## [Your goal]
Reproduce each record exactly.
───── Listing ─────
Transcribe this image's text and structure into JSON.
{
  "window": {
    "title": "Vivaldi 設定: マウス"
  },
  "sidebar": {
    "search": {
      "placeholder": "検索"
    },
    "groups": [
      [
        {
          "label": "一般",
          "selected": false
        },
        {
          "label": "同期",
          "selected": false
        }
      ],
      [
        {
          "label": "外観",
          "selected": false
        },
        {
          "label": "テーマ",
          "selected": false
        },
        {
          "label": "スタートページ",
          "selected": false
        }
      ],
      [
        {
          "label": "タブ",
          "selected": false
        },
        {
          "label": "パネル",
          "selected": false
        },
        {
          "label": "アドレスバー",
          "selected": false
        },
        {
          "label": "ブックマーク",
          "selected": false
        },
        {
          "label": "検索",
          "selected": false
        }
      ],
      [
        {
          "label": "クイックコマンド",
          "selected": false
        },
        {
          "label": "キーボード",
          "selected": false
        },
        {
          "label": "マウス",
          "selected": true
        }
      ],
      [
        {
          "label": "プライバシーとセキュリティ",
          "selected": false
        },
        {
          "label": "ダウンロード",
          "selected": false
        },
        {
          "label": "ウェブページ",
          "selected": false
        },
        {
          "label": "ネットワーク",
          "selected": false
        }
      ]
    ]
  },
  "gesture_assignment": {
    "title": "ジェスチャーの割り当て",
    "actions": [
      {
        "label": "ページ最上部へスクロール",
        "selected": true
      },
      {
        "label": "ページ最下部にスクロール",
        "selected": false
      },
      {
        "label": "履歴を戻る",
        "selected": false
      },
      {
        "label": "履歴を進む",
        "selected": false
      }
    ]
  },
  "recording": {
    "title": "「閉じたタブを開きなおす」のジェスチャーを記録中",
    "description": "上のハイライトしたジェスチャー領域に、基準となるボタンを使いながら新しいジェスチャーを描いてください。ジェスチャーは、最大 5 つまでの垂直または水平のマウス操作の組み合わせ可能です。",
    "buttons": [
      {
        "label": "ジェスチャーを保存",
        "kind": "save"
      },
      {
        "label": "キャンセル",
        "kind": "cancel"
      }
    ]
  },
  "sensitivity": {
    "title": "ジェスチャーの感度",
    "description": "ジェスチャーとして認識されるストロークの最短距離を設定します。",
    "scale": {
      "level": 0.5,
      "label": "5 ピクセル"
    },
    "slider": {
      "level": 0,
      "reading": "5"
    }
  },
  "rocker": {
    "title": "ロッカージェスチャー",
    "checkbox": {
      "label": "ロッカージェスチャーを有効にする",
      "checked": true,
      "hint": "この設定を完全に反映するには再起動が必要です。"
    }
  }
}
─────
## [Response]
Transcribe this image's text and structure into JSON.
{
  "window": {
    "title": "Vivaldi 設定: マウス"
  },
  "sidebar": {
    "search": {
      "placeholder": "検索"
    },
    "groups": [
      [
        {
          "label": "一般",
          "selected": false
        },
        {
          "label": "同期",
          "selected": false
        }
      ],
      [
        {
          "label": "外観",
          "selected": false
        },
        {
          "label": "テーマ",
          "selected": false
        },
        {
          "label": "スタートページ",
          "selected": false
        }
      ],
      [
        {
          "label": "タブ",
          "selected": false
        },
        {
          "label": "パネル",
          "selected": false
        },
        {
          "label": "アドレスバー",
          "selected": false
        },
        {
          "label": "ブックマーク",
          "selected": false
        },
        {
          "label": "検索",
          "selected": false
        }
      ],
      [
        {
          "label": "クイックコマンド",
          "selected": false
        },
        {
          "label": "キーボード",
          "selected": false
        },
        {
          "label": "マウス",
          "selected": true
        }
      ],
      [
        {
          "label": "プライバシーとセキュリティ",
          "selected": false
        },
        {
          "label": "ダウンロード",
          "selected": false
        },
        {
          "label": "ウェブページ",
          "selected": false
        },
        {
          "label": "ネットワーク",
          "selected": false
        }
      ]
    ]
  },
  "gesture_assignment": {
    "title": "ジェスチャーの割り当て",
    "actions": [
      {
        "label": "ページ最上部へスクロール",
        "selected": true
      },
      {
        "label": "ページ最下部にスクロール",
        "selected": false
      },
      {
        "label": "履歴を戻る",
        "selected": false
      },
      {
        "label": "履歴を進む",
        "selected": false
      }
    ]
  },
  "recording": {
    "title": "「閉じたタブを開きなおす」のジェスチャーを記録中",
    "description": "上のハイライトしたジェスチャー領域に、基準となるボタンを使いながら新しいジェスチャーを描いてください。ジェスチャーは、最大 5 つまでの垂直または水平のマウス操作の組み合わせ可能です。",
    "buttons": [
      {
        "label": "ジェスチャーを保存",
        "kind": "save"
      },
      {
        "label": "キャンセル",
        "kind": "cancel"
      }
    ]
  },
  "sensitivity": {
    "title": "ジェスチャーの感度",
    "description": "ジェスチャーとして認識されるストロークの最短距離を設定します。",
    "scale": {
      "level": 0.5,
      "label": "5 ピクセル"
    },
    "slider": {
      "level": 0,
      "reading": "5"
    }
  },
  "rocker": {
    "title": "ロッカージェスチャー",
    "checkbox": {
      "label": "ロッカージェスチャーを有効にする",
      "checked": true,
      "hint": "この設定を完全に反映するには再起動が必要です。"
    }
  }
}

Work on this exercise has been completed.